▸ Directions
Look through the lines of the material and count those containing "source". Give that count alone.

[Figure record listings]
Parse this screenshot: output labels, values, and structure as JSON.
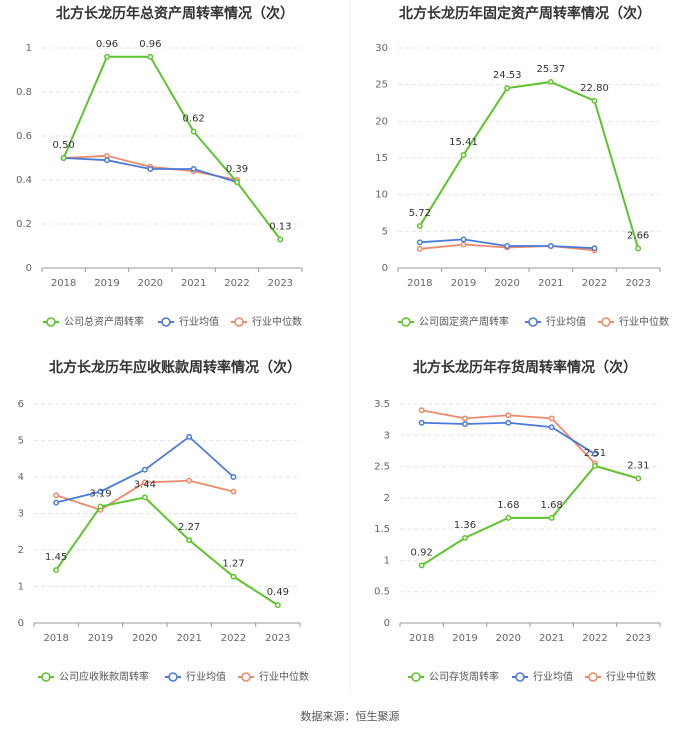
{
  "footer": {
    "source": "数据来源：恒生聚源"
  },
  "chart_data": [
    {
      "type": "line",
      "title": "北方长龙历年总资产周转率情况（次）",
      "categories": [
        "2018",
        "2019",
        "2020",
        "2021",
        "2022",
        "2023"
      ],
      "ylim": [
        0,
        1
      ],
      "yticks": [
        "0",
        "0.2",
        "0.4",
        "0.6",
        "0.8",
        "1"
      ],
      "grid": true,
      "legend": "bottom",
      "series": [
        {
          "name": "公司总资产周转率",
          "color": "#5ec42c",
          "values": [
            0.5,
            0.96,
            0.96,
            0.62,
            0.39,
            0.13
          ],
          "labels": [
            "0.50",
            "0.96",
            "0.96",
            "0.62",
            "0.39",
            "0.13"
          ]
        },
        {
          "name": "行业均值",
          "color": "#4a7bdc",
          "values": [
            0.5,
            0.49,
            0.45,
            0.45,
            0.39,
            null
          ]
        },
        {
          "name": "行业中位数",
          "color": "#f0896a",
          "values": [
            0.5,
            0.51,
            0.46,
            0.44,
            0.4,
            null
          ]
        }
      ]
    },
    {
      "type": "line",
      "title": "北方长龙历年固定资产周转率情况（次）",
      "categories": [
        "2018",
        "2019",
        "2020",
        "2021",
        "2022",
        "2023"
      ],
      "ylim": [
        0,
        30
      ],
      "yticks": [
        "0",
        "5",
        "10",
        "15",
        "20",
        "25",
        "30"
      ],
      "grid": true,
      "legend": "bottom",
      "series": [
        {
          "name": "公司固定资产周转率",
          "color": "#5ec42c",
          "values": [
            5.72,
            15.41,
            24.53,
            25.37,
            22.8,
            2.66
          ],
          "labels": [
            "5.72",
            "15.41",
            "24.53",
            "25.37",
            "22.80",
            "2.66"
          ]
        },
        {
          "name": "行业均值",
          "color": "#4a7bdc",
          "values": [
            3.5,
            3.9,
            3.0,
            3.0,
            2.7,
            null
          ]
        },
        {
          "name": "行业中位数",
          "color": "#f0896a",
          "values": [
            2.6,
            3.2,
            2.8,
            3.0,
            2.4,
            null
          ]
        }
      ]
    },
    {
      "type": "line",
      "title": "北方长龙历年应收账款周转率情况（次）",
      "categories": [
        "2018",
        "2019",
        "2020",
        "2021",
        "2022",
        "2023"
      ],
      "ylim": [
        0,
        6
      ],
      "yticks": [
        "0",
        "1",
        "2",
        "3",
        "4",
        "5",
        "6"
      ],
      "grid": true,
      "legend": "bottom",
      "series": [
        {
          "name": "公司应收账款周转率",
          "color": "#5ec42c",
          "values": [
            1.45,
            3.19,
            3.44,
            2.27,
            1.27,
            0.49
          ],
          "labels": [
            "1.45",
            "3.19",
            "3.44",
            "2.27",
            "1.27",
            "0.49"
          ]
        },
        {
          "name": "行业均值",
          "color": "#4a7bdc",
          "values": [
            3.3,
            3.6,
            4.2,
            5.1,
            4.0,
            null
          ]
        },
        {
          "name": "行业中位数",
          "color": "#f0896a",
          "values": [
            3.5,
            3.1,
            3.85,
            3.9,
            3.6,
            null
          ]
        }
      ]
    },
    {
      "type": "line",
      "title": "北方长龙历年存货周转率情况（次）",
      "categories": [
        "2018",
        "2019",
        "2020",
        "2021",
        "2022",
        "2023"
      ],
      "ylim": [
        0,
        3.5
      ],
      "yticks": [
        "0",
        "0.5",
        "1",
        "1.5",
        "2",
        "2.5",
        "3",
        "3.5"
      ],
      "grid": true,
      "legend": "bottom",
      "series": [
        {
          "name": "公司存货周转率",
          "color": "#5ec42c",
          "values": [
            0.92,
            1.36,
            1.68,
            1.68,
            2.51,
            2.31
          ],
          "labels": [
            "0.92",
            "1.36",
            "1.68",
            "1.68",
            "2.51",
            "2.31"
          ]
        },
        {
          "name": "行业均值",
          "color": "#4a7bdc",
          "values": [
            3.2,
            3.18,
            3.2,
            3.13,
            2.7,
            null
          ]
        },
        {
          "name": "行业中位数",
          "color": "#f0896a",
          "values": [
            3.4,
            3.27,
            3.32,
            3.27,
            2.55,
            null
          ]
        }
      ]
    }
  ]
}
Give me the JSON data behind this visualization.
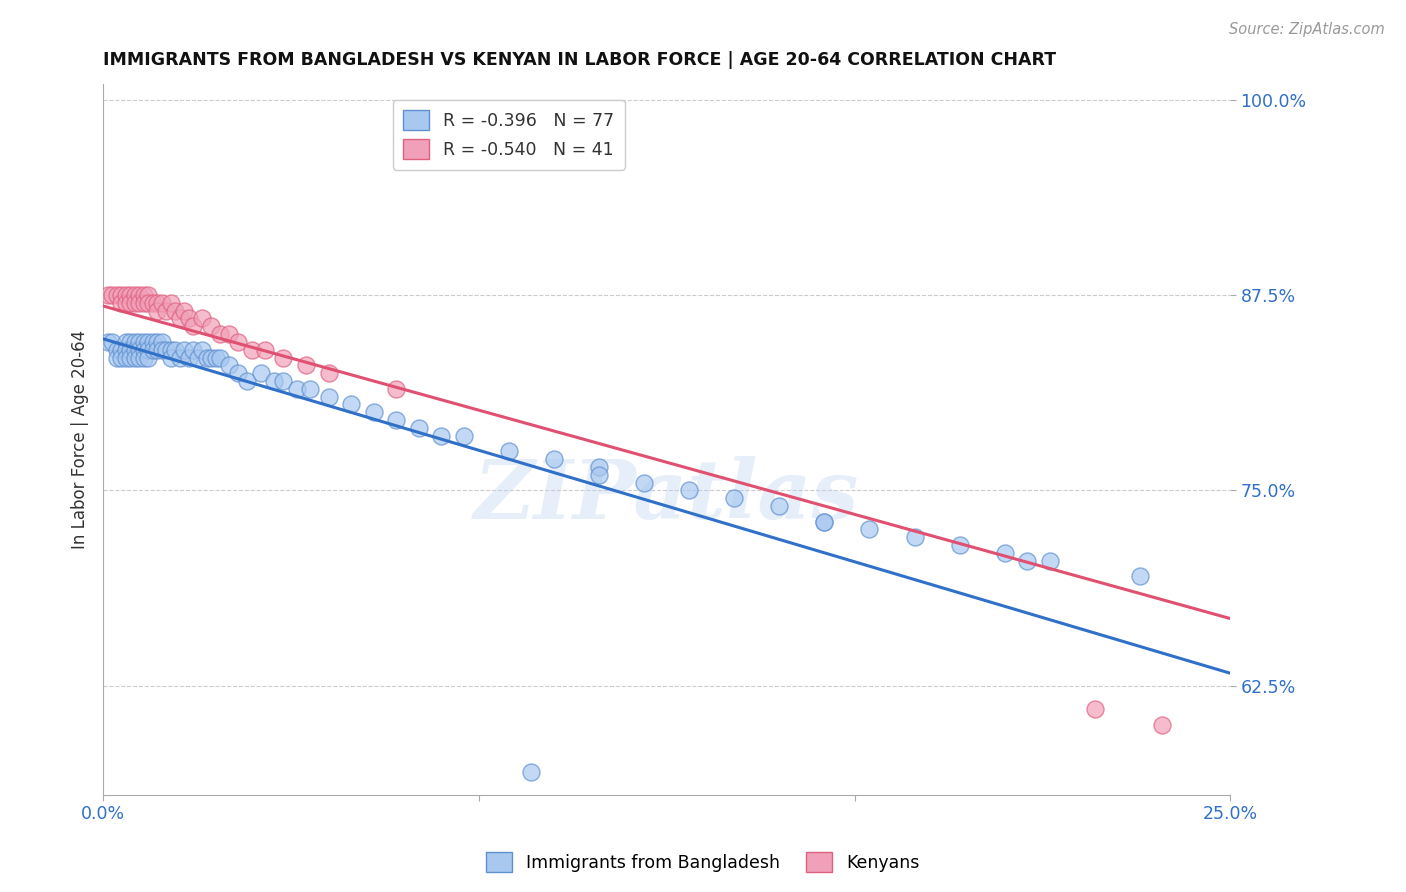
{
  "title": "IMMIGRANTS FROM BANGLADESH VS KENYAN IN LABOR FORCE | AGE 20-64 CORRELATION CHART",
  "source": "Source: ZipAtlas.com",
  "ylabel": "In Labor Force | Age 20-64",
  "xlim": [
    0.0,
    0.25
  ],
  "ylim": [
    0.555,
    1.01
  ],
  "yticks": [
    0.625,
    0.75,
    0.875,
    1.0
  ],
  "ytick_labels": [
    "62.5%",
    "75.0%",
    "87.5%",
    "100.0%"
  ],
  "xticks": [
    0.0,
    0.0833,
    0.1667,
    0.25
  ],
  "xtick_labels": [
    "0.0%",
    "",
    "",
    "25.0%"
  ],
  "blue_R": -0.396,
  "blue_N": 77,
  "pink_R": -0.54,
  "pink_N": 41,
  "blue_color": "#a8c8f0",
  "pink_color": "#f0a0b8",
  "blue_edge_color": "#6090d0",
  "pink_edge_color": "#e06080",
  "blue_line_color": "#3070c8",
  "pink_line_color": "#e05070",
  "legend_label_blue": "Immigrants from Bangladesh",
  "legend_label_pink": "Kenyans",
  "watermark": "ZIPatlas",
  "blue_scatter_x": [
    0.001,
    0.002,
    0.003,
    0.003,
    0.004,
    0.004,
    0.005,
    0.005,
    0.005,
    0.006,
    0.006,
    0.006,
    0.007,
    0.007,
    0.007,
    0.008,
    0.008,
    0.008,
    0.009,
    0.009,
    0.009,
    0.01,
    0.01,
    0.01,
    0.011,
    0.011,
    0.012,
    0.012,
    0.013,
    0.013,
    0.014,
    0.015,
    0.015,
    0.016,
    0.017,
    0.018,
    0.019,
    0.02,
    0.021,
    0.022,
    0.023,
    0.024,
    0.025,
    0.026,
    0.028,
    0.03,
    0.032,
    0.035,
    0.038,
    0.04,
    0.043,
    0.046,
    0.05,
    0.055,
    0.06,
    0.065,
    0.07,
    0.075,
    0.08,
    0.09,
    0.1,
    0.11,
    0.12,
    0.13,
    0.14,
    0.15,
    0.16,
    0.17,
    0.18,
    0.19,
    0.2,
    0.21,
    0.11,
    0.16,
    0.205,
    0.23,
    0.095
  ],
  "blue_scatter_y": [
    0.845,
    0.845,
    0.84,
    0.835,
    0.84,
    0.835,
    0.845,
    0.84,
    0.835,
    0.845,
    0.84,
    0.835,
    0.845,
    0.84,
    0.835,
    0.845,
    0.84,
    0.835,
    0.845,
    0.84,
    0.835,
    0.845,
    0.84,
    0.835,
    0.845,
    0.84,
    0.845,
    0.84,
    0.845,
    0.84,
    0.84,
    0.84,
    0.835,
    0.84,
    0.835,
    0.84,
    0.835,
    0.84,
    0.835,
    0.84,
    0.835,
    0.835,
    0.835,
    0.835,
    0.83,
    0.825,
    0.82,
    0.825,
    0.82,
    0.82,
    0.815,
    0.815,
    0.81,
    0.805,
    0.8,
    0.795,
    0.79,
    0.785,
    0.785,
    0.775,
    0.77,
    0.765,
    0.755,
    0.75,
    0.745,
    0.74,
    0.73,
    0.725,
    0.72,
    0.715,
    0.71,
    0.705,
    0.76,
    0.73,
    0.705,
    0.695,
    0.57
  ],
  "pink_scatter_x": [
    0.001,
    0.002,
    0.003,
    0.004,
    0.004,
    0.005,
    0.005,
    0.006,
    0.006,
    0.007,
    0.007,
    0.008,
    0.008,
    0.009,
    0.009,
    0.01,
    0.01,
    0.011,
    0.012,
    0.012,
    0.013,
    0.014,
    0.015,
    0.016,
    0.017,
    0.018,
    0.019,
    0.02,
    0.022,
    0.024,
    0.026,
    0.028,
    0.03,
    0.033,
    0.036,
    0.04,
    0.045,
    0.05,
    0.065,
    0.22,
    0.235
  ],
  "pink_scatter_y": [
    0.875,
    0.875,
    0.875,
    0.875,
    0.87,
    0.875,
    0.87,
    0.875,
    0.87,
    0.875,
    0.87,
    0.875,
    0.87,
    0.875,
    0.87,
    0.875,
    0.87,
    0.87,
    0.87,
    0.865,
    0.87,
    0.865,
    0.87,
    0.865,
    0.86,
    0.865,
    0.86,
    0.855,
    0.86,
    0.855,
    0.85,
    0.85,
    0.845,
    0.84,
    0.84,
    0.835,
    0.83,
    0.825,
    0.815,
    0.61,
    0.6
  ],
  "blue_line_x": [
    0.0,
    0.25
  ],
  "blue_line_y": [
    0.847,
    0.633
  ],
  "pink_line_x": [
    0.0,
    0.25
  ],
  "pink_line_y": [
    0.868,
    0.668
  ]
}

▸ Exercise output
2